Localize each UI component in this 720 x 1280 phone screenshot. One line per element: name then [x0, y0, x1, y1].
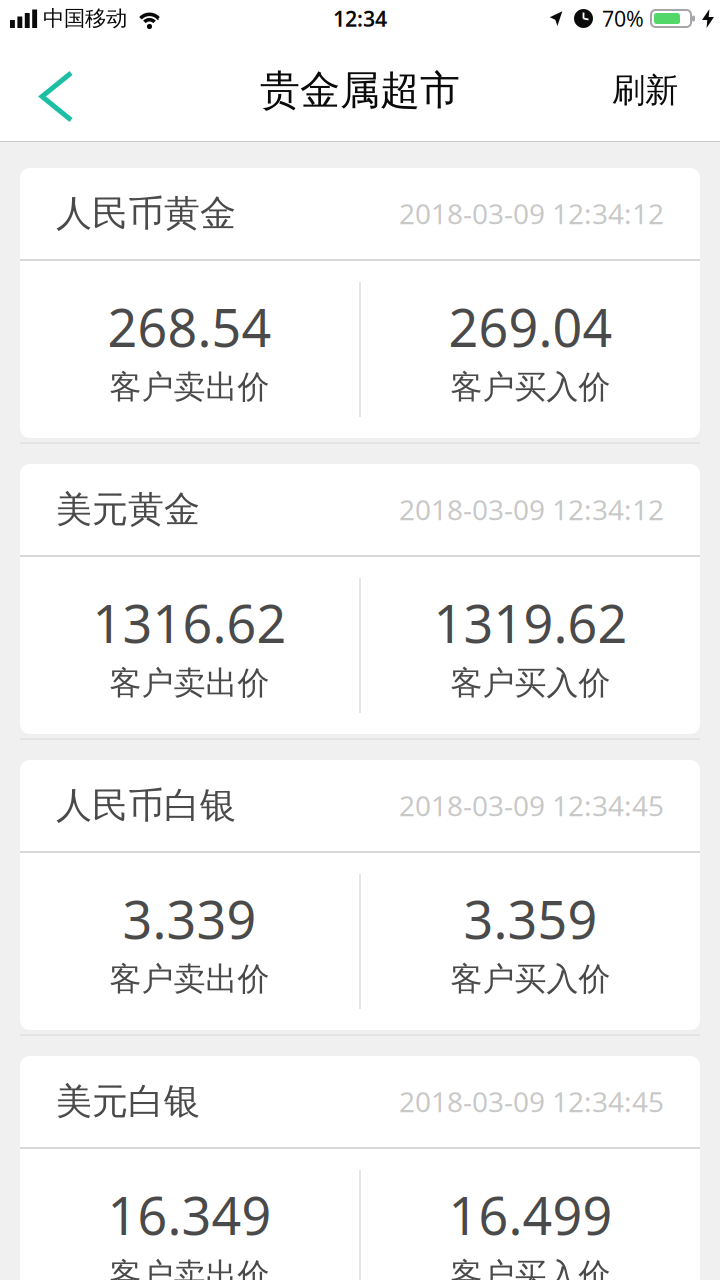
staticText: 2018-03-09 12:34:12 [399, 195, 664, 232]
staticText: 3.339 [122, 884, 256, 953]
staticText: 268.54 [108, 292, 272, 361]
staticText: 人民币黄金 [56, 191, 236, 236]
button[interactable]: 人民币黄金 [20, 168, 700, 438]
staticText: 刷新 [612, 70, 678, 111]
staticText: 客户卖出价 [110, 663, 270, 703]
button[interactable]: 美元黄金 [20, 464, 700, 734]
staticText: 1319.62 [434, 588, 628, 657]
staticText: 16.499 [448, 1180, 612, 1249]
staticText: 2018-03-09 12:34:45 [399, 1083, 664, 1120]
staticText: 12:34 [333, 4, 387, 33]
staticText: 269.04 [448, 292, 612, 361]
button[interactable]: 刷新 [592, 42, 720, 139]
staticText: 2018-03-09 12:34:45 [399, 787, 664, 824]
staticText: 客户买入价 [450, 367, 610, 407]
staticText: 美元黄金 [56, 487, 200, 532]
staticText: 客户卖出价 [110, 1255, 270, 1280]
staticText: 中国移动 [43, 5, 127, 32]
staticText: 美元白银 [56, 1079, 200, 1124]
button[interactable]: 人民币白银 [20, 760, 700, 1030]
staticText: 客户买入价 [450, 959, 610, 999]
staticText: 人民币白银 [56, 783, 236, 828]
staticText: 70% [602, 4, 644, 33]
staticText: 客户卖出价 [110, 959, 270, 999]
staticText: 客户买入价 [450, 1255, 610, 1280]
staticText: 1316.62 [92, 588, 286, 657]
staticText: 16.349 [108, 1180, 272, 1249]
staticText: 2018-03-09 12:34:12 [399, 491, 664, 528]
staticText: 贵金属超市 [260, 66, 460, 115]
staticText: 客户买入价 [450, 663, 610, 703]
staticText: 3.359 [464, 884, 598, 953]
staticText: 客户卖出价 [110, 367, 270, 407]
button[interactable]: 美元白银 [20, 1056, 700, 1280]
button[interactable]: Back [0, 43, 91, 138]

- Instructions for the task -
Give the lines above as a JSON list of strings, one string per line and no blank lines, leaving out the picture.

- Written reply -
[
  "Localize each UI component in this 720 x 1280 phone screenshot. One line per element: name then [x0, y0, x1, y1].",
  "staticText: 2018-03-09 12:34:12 [399, 195, 664, 232]",
  "staticText: 3.339 [122, 884, 256, 953]",
  "staticText: 268.54 [108, 292, 272, 361]",
  "staticText: 人民币黄金 [56, 191, 236, 236]",
  "button[interactable]: 人民币黄金 [20, 168, 700, 438]",
  "staticText: 刷新 [612, 70, 678, 111]",
  "staticText: 客户卖出价 [110, 663, 270, 703]",
  "button[interactable]: 美元黄金 [20, 464, 700, 734]",
  "staticText: 1319.62 [434, 588, 628, 657]",
  "staticText: 16.499 [448, 1180, 612, 1249]",
  "staticText: 2018-03-09 12:34:45 [399, 1083, 664, 1120]",
  "staticText: 12:34 [333, 4, 387, 33]",
  "staticText: 269.04 [448, 292, 612, 361]",
  "button[interactable]: 刷新 [592, 42, 720, 139]",
  "staticText: 2018-03-09 12:34:45 [399, 787, 664, 824]",
  "staticText: 客户买入价 [450, 367, 610, 407]",
  "staticText: 美元黄金 [56, 487, 200, 532]",
  "staticText: 客户卖出价 [110, 1255, 270, 1280]",
  "staticText: 中国移动 [43, 5, 127, 32]",
  "staticText: 美元白银 [56, 1079, 200, 1124]",
  "button[interactable]: 人民币白银 [20, 760, 700, 1030]",
  "staticText: 客户买入价 [450, 959, 610, 999]",
  "staticText: 人民币白银 [56, 783, 236, 828]",
  "staticText: 70% [602, 4, 644, 33]",
  "staticText: 客户卖出价 [110, 959, 270, 999]",
  "staticText: 客户买入价 [450, 1255, 610, 1280]",
  "staticText: 1316.62 [92, 588, 286, 657]",
  "staticText: 16.349 [108, 1180, 272, 1249]",
  "staticText: 2018-03-09 12:34:12 [399, 491, 664, 528]",
  "staticText: 贵金属超市 [260, 66, 460, 115]",
  "staticText: 客户买入价 [450, 663, 610, 703]",
  "staticText: 3.359 [464, 884, 598, 953]",
  "staticText: 客户卖出价 [110, 367, 270, 407]",
  "button[interactable]: 美元白银 [20, 1056, 700, 1280]",
  "button[interactable]: Back [0, 43, 91, 138]"
]